_Task instructions_.
Below are records to be output exactly, every one of them.

Recorded data:
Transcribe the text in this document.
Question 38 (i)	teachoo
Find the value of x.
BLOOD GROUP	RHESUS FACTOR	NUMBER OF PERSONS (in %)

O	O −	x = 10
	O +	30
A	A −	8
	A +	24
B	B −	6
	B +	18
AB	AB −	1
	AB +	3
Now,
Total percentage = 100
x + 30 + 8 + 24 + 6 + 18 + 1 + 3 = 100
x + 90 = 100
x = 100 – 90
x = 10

_Final result_.
Transcribe the text in this document.
Question 38 (i)	teachoo
Find the value of x.
BLOOD GROUP	RHESUS FACTOR	NUMBER OF PERSONS (in %)

O	O −	x = 10
	O +	30
A	A −	8
	A +	24
B	B −	6
	B +	18
AB	AB −	1
	AB +	3
Now,
Total percentage = 100
x + 30 + 8 + 24 + 6 + 18 + 1 + 3 = 100
x + 90 = 100
x = 100 – 90
x = 10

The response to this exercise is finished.